__AIM OF THE TASK__.
Below you will find a set of lines. Repeat them all exactly.

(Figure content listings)
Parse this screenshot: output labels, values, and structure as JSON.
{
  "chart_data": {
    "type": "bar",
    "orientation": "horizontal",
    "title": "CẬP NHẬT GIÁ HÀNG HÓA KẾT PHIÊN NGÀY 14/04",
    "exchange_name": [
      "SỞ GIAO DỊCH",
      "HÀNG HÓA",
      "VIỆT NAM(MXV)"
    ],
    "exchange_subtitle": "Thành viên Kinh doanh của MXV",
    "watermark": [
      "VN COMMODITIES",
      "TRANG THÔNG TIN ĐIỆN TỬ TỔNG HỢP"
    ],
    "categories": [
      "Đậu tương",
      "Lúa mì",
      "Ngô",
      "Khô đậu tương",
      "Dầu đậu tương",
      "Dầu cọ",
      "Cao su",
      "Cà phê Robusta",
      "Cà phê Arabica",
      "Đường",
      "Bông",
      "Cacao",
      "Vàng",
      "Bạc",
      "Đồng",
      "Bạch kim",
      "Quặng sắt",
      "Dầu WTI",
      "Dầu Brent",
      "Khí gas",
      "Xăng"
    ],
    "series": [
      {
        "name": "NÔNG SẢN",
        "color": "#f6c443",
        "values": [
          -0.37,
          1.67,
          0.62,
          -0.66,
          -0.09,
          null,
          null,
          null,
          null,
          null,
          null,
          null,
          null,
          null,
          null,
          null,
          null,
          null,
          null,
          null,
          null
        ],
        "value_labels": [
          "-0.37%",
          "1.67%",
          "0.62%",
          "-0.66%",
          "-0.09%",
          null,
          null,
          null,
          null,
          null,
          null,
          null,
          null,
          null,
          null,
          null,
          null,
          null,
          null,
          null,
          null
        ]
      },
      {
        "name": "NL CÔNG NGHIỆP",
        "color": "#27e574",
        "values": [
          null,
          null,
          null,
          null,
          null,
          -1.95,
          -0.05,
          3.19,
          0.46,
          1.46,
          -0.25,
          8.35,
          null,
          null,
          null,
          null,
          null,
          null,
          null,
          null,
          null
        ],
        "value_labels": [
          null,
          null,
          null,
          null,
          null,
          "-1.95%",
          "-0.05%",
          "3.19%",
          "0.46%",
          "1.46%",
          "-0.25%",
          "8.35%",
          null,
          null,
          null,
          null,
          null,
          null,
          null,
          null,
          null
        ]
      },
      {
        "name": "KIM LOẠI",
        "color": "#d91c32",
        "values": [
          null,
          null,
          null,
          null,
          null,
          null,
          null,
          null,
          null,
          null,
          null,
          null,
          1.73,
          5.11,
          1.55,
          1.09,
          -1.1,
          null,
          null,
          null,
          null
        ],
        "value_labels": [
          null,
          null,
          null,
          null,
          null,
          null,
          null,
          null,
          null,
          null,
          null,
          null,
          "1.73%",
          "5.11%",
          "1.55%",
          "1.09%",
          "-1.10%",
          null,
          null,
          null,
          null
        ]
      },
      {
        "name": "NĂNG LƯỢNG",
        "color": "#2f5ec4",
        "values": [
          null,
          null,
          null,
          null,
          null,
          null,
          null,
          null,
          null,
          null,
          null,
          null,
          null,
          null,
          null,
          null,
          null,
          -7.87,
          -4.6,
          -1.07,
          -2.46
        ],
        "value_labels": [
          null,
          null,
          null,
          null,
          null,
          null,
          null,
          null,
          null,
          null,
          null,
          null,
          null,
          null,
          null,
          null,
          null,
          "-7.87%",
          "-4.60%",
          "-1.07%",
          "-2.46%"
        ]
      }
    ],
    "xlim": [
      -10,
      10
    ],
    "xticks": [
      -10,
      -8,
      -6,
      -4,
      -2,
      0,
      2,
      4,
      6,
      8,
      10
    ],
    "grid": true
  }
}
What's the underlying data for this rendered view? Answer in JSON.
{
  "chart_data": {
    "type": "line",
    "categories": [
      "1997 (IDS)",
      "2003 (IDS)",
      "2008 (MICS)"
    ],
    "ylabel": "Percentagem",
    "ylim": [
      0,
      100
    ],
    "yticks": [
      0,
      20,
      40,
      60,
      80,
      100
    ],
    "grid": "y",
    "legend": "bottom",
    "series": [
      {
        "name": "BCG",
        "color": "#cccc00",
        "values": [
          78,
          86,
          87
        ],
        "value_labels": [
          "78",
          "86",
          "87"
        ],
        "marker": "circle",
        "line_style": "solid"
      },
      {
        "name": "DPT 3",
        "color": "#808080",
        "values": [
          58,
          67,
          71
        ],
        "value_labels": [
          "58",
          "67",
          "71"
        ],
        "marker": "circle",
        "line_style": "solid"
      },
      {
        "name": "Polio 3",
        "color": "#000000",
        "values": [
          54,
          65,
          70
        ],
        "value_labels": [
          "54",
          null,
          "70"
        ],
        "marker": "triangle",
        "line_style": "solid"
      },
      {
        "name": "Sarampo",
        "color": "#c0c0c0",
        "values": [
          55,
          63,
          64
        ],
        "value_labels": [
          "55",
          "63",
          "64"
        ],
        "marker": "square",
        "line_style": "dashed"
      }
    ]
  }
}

__THE ANSWER__.
Parse this screenshot: output labels, values, and structure as JSON.
{
  "chart_data": {
    "type": "bar",
    "orientation": "horizontal",
    "title": "CẬP NHẬT GIÁ HÀNG HÓA KẾT PHIÊN NGÀY 14/04",
    "exchange_name": [
      "SỞ GIAO DỊCH",
      "HÀNG HÓA",
      "VIỆT NAM(MXV)"
    ],
    "exchange_subtitle": "Thành viên Kinh doanh của MXV",
    "watermark": [
      "VN COMMODITIES",
      "TRANG THÔNG TIN ĐIỆN TỬ TỔNG HỢP"
    ],
    "categories": [
      "Đậu tương",
      "Lúa mì",
      "Ngô",
      "Khô đậu tương",
      "Dầu đậu tương",
      "Dầu cọ",
      "Cao su",
      "Cà phê Robusta",
      "Cà phê Arabica",
      "Đường",
      "Bông",
      "Cacao",
      "Vàng",
      "Bạc",
      "Đồng",
      "Bạch kim",
      "Quặng sắt",
      "Dầu WTI",
      "Dầu Brent",
      "Khí gas",
      "Xăng"
    ],
    "series": [
      {
        "name": "NÔNG SẢN",
        "color": "#f6c443",
        "values": [
          -0.37,
          1.67,
          0.62,
          -0.66,
          -0.09,
          null,
          null,
          null,
          null,
          null,
          null,
          null,
          null,
          null,
          null,
          null,
          null,
          null,
          null,
          null,
          null
        ],
        "value_labels": [
          "-0.37%",
          "1.67%",
          "0.62%",
          "-0.66%",
          "-0.09%",
          null,
          null,
          null,
          null,
          null,
          null,
          null,
          null,
          null,
          null,
          null,
          null,
          null,
          null,
          null,
          null
        ]
      },
      {
        "name": "NL CÔNG NGHIỆP",
        "color": "#27e574",
        "values": [
          null,
          null,
          null,
          null,
          null,
          -1.95,
          -0.05,
          3.19,
          0.46,
          1.46,
          -0.25,
          8.35,
          null,
          null,
          null,
          null,
          null,
          null,
          null,
          null,
          null
        ],
        "value_labels": [
          null,
          null,
          null,
          null,
          null,
          "-1.95%",
          "-0.05%",
          "3.19%",
          "0.46%",
          "1.46%",
          "-0.25%",
          "8.35%",
          null,
          null,
          null,
          null,
          null,
          null,
          null,
          null,
          null
        ]
      },
      {
        "name": "KIM LOẠI",
        "color": "#d91c32",
        "values": [
          null,
          null,
          null,
          null,
          null,
          null,
          null,
          null,
          null,
          null,
          null,
          null,
          1.73,
          5.11,
          1.55,
          1.09,
          -1.1,
          null,
          null,
          null,
          null
        ],
        "value_labels": [
          null,
          null,
          null,
          null,
          null,
          null,
          null,
          null,
          null,
          null,
          null,
          null,
          "1.73%",
          "5.11%",
          "1.55%",
          "1.09%",
          "-1.10%",
          null,
          null,
          null,
          null
        ]
      },
      {
        "name": "NĂNG LƯỢNG",
        "color": "#2f5ec4",
        "values": [
          null,
          null,
          null,
          null,
          null,
          null,
          null,
          null,
          null,
          null,
          null,
          null,
          null,
          null,
          null,
          null,
          null,
          -7.87,
          -4.6,
          -1.07,
          -2.46
        ],
        "value_labels": [
          null,
          null,
          null,
          null,
          null,
          null,
          null,
          null,
          null,
          null,
          null,
          null,
          null,
          null,
          null,
          null,
          null,
          "-7.87%",
          "-4.60%",
          "-1.07%",
          "-2.46%"
        ]
      }
    ],
    "xlim": [
      -10,
      10
    ],
    "xticks": [
      -10,
      -8,
      -6,
      -4,
      -2,
      0,
      2,
      4,
      6,
      8,
      10
    ],
    "grid": true
  }
}
What's the underlying data for this rendered view? Answer in JSON.
{
  "chart_data": {
    "type": "line",
    "categories": [
      "1997 (IDS)",
      "2003 (IDS)",
      "2008 (MICS)"
    ],
    "ylabel": "Percentagem",
    "ylim": [
      0,
      100
    ],
    "yticks": [
      0,
      20,
      40,
      60,
      80,
      100
    ],
    "grid": "y",
    "legend": "bottom",
    "series": [
      {
        "name": "BCG",
        "color": "#cccc00",
        "values": [
          78,
          86,
          87
        ],
        "value_labels": [
          "78",
          "86",
          "87"
        ],
        "marker": "circle",
        "line_style": "solid"
      },
      {
        "name": "DPT 3",
        "color": "#808080",
        "values": [
          58,
          67,
          71
        ],
        "value_labels": [
          "58",
          "67",
          "71"
        ],
        "marker": "circle",
        "line_style": "solid"
      },
      {
        "name": "Polio 3",
        "color": "#000000",
        "values": [
          54,
          65,
          70
        ],
        "value_labels": [
          "54",
          null,
          "70"
        ],
        "marker": "triangle",
        "line_style": "solid"
      },
      {
        "name": "Sarampo",
        "color": "#c0c0c0",
        "values": [
          55,
          63,
          64
        ],
        "value_labels": [
          "55",
          "63",
          "64"
        ],
        "marker": "square",
        "line_style": "dashed"
      }
    ]
  }
}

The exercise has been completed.